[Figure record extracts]
Begin
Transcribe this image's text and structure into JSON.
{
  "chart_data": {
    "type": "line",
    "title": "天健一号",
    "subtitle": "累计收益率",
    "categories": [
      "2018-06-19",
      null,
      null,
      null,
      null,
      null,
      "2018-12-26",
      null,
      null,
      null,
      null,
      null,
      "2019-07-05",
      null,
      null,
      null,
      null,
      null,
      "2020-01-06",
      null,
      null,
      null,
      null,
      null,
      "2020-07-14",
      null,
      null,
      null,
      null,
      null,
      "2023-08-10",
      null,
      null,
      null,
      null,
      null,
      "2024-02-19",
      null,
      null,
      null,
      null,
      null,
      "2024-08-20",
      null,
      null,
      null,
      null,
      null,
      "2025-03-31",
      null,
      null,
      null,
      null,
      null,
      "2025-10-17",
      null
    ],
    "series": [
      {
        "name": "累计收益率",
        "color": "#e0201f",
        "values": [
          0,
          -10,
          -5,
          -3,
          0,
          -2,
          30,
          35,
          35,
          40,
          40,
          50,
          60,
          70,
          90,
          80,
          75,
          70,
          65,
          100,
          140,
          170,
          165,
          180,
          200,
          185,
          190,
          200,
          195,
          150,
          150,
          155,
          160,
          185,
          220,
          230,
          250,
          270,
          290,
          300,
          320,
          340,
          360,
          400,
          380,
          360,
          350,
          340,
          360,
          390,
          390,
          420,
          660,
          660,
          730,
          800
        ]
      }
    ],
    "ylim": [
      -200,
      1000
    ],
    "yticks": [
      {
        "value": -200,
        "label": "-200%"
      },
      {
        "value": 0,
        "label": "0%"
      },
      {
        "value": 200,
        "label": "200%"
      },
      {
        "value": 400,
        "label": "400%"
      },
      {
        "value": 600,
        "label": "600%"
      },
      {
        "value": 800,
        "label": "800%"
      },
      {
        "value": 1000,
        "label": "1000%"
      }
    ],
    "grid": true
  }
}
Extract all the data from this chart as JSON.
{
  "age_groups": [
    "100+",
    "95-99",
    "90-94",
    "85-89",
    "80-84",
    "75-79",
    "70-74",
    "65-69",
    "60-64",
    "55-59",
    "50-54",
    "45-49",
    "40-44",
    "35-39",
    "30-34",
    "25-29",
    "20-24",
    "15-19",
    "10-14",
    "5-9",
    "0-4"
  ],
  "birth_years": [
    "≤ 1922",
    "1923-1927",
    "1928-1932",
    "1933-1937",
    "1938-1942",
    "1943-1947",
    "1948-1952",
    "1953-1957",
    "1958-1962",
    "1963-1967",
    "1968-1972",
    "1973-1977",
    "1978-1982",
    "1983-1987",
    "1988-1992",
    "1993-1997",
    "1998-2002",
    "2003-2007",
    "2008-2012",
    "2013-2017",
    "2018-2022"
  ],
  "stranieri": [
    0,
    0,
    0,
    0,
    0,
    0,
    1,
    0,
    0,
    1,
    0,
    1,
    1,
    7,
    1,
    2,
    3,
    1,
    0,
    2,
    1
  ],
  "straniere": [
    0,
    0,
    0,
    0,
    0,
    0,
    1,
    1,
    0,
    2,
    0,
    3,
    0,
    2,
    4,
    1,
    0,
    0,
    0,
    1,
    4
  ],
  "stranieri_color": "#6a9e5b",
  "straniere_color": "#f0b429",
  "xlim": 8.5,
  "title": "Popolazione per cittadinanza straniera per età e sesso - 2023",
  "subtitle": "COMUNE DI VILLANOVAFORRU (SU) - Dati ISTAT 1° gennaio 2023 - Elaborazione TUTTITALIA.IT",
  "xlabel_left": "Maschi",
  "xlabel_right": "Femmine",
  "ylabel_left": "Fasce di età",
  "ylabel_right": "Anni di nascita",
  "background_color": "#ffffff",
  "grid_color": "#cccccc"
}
End
DO THIS >> From the preceding material, extract every line exactly.

WRITTEN REPLY >>
Transcribe this image's text and structure into JSON.
{
  "chart_data": {
    "type": "line",
    "title": "天健一号",
    "subtitle": "累计收益率",
    "categories": [
      "2018-06-19",
      null,
      null,
      null,
      null,
      null,
      "2018-12-26",
      null,
      null,
      null,
      null,
      null,
      "2019-07-05",
      null,
      null,
      null,
      null,
      null,
      "2020-01-06",
      null,
      null,
      null,
      null,
      null,
      "2020-07-14",
      null,
      null,
      null,
      null,
      null,
      "2023-08-10",
      null,
      null,
      null,
      null,
      null,
      "2024-02-19",
      null,
      null,
      null,
      null,
      null,
      "2024-08-20",
      null,
      null,
      null,
      null,
      null,
      "2025-03-31",
      null,
      null,
      null,
      null,
      null,
      "2025-10-17",
      null
    ],
    "series": [
      {
        "name": "累计收益率",
        "color": "#e0201f",
        "values": [
          0,
          -10,
          -5,
          -3,
          0,
          -2,
          30,
          35,
          35,
          40,
          40,
          50,
          60,
          70,
          90,
          80,
          75,
          70,
          65,
          100,
          140,
          170,
          165,
          180,
          200,
          185,
          190,
          200,
          195,
          150,
          150,
          155,
          160,
          185,
          220,
          230,
          250,
          270,
          290,
          300,
          320,
          340,
          360,
          400,
          380,
          360,
          350,
          340,
          360,
          390,
          390,
          420,
          660,
          660,
          730,
          800
        ]
      }
    ],
    "ylim": [
      -200,
      1000
    ],
    "yticks": [
      {
        "value": -200,
        "label": "-200%"
      },
      {
        "value": 0,
        "label": "0%"
      },
      {
        "value": 200,
        "label": "200%"
      },
      {
        "value": 400,
        "label": "400%"
      },
      {
        "value": 600,
        "label": "600%"
      },
      {
        "value": 800,
        "label": "800%"
      },
      {
        "value": 1000,
        "label": "1000%"
      }
    ],
    "grid": true
  }
}
Extract all the data from this chart as JSON.
{
  "age_groups": [
    "100+",
    "95-99",
    "90-94",
    "85-89",
    "80-84",
    "75-79",
    "70-74",
    "65-69",
    "60-64",
    "55-59",
    "50-54",
    "45-49",
    "40-44",
    "35-39",
    "30-34",
    "25-29",
    "20-24",
    "15-19",
    "10-14",
    "5-9",
    "0-4"
  ],
  "birth_years": [
    "≤ 1922",
    "1923-1927",
    "1928-1932",
    "1933-1937",
    "1938-1942",
    "1943-1947",
    "1948-1952",
    "1953-1957",
    "1958-1962",
    "1963-1967",
    "1968-1972",
    "1973-1977",
    "1978-1982",
    "1983-1987",
    "1988-1992",
    "1993-1997",
    "1998-2002",
    "2003-2007",
    "2008-2012",
    "2013-2017",
    "2018-2022"
  ],
  "stranieri": [
    0,
    0,
    0,
    0,
    0,
    0,
    1,
    0,
    0,
    1,
    0,
    1,
    1,
    7,
    1,
    2,
    3,
    1,
    0,
    2,
    1
  ],
  "straniere": [
    0,
    0,
    0,
    0,
    0,
    0,
    1,
    1,
    0,
    2,
    0,
    3,
    0,
    2,
    4,
    1,
    0,
    0,
    0,
    1,
    4
  ],
  "stranieri_color": "#6a9e5b",
  "straniere_color": "#f0b429",
  "xlim": 8.5,
  "title": "Popolazione per cittadinanza straniera per età e sesso - 2023",
  "subtitle": "COMUNE DI VILLANOVAFORRU (SU) - Dati ISTAT 1° gennaio 2023 - Elaborazione TUTTITALIA.IT",
  "xlabel_left": "Maschi",
  "xlabel_right": "Femmine",
  "ylabel_left": "Fasce di età",
  "ylabel_right": "Anni di nascita",
  "background_color": "#ffffff",
  "grid_color": "#cccccc"
}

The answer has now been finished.